EXERCISE DIRECTIONS:
Gather from the listing below each line that includes the word "hope", and copy it.

Extracted records
>>>>

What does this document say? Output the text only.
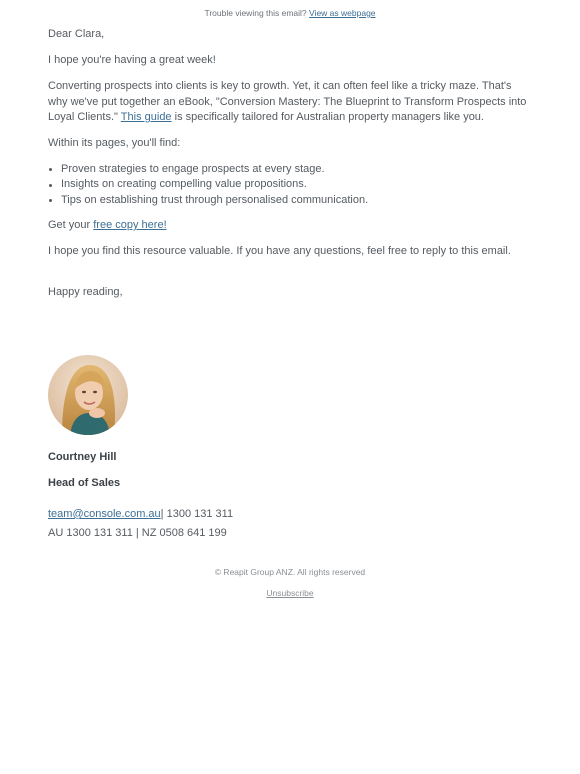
Trouble viewing this email? View as webpage

Dear Clara,

I hope you're having a great week!

Converting prospects into clients is key to growth. Yet, it can often feel like a tricky maze. That's why we've put together an eBook, "Conversion Mastery: The Blueprint to Transform Prospects into Loyal Clients." This guide is specifically tailored for Australian property managers like you.

Within its pages, you'll find:

Proven strategies to engage prospects at every stage.
Insights on creating compelling value propositions.
Tips on establishing trust through personalised communication.

Get your free copy here!

I hope you find this resource valuable. If you have any questions, feel free to reply to this email.

Happy reading,

Courtney Hill
Head of Sales
team@console.com.au| 1300 131 311
AU 1300 131 311 | NZ 0508 641 199
© Reapit Group ANZ. All rights reserved
Unsubscribe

<<<<

ANSWER FOR THIS EXERCISE:
I hope you're having a great week!
I hope you find this resource valuable. If you have any questions, feel free to reply to this email.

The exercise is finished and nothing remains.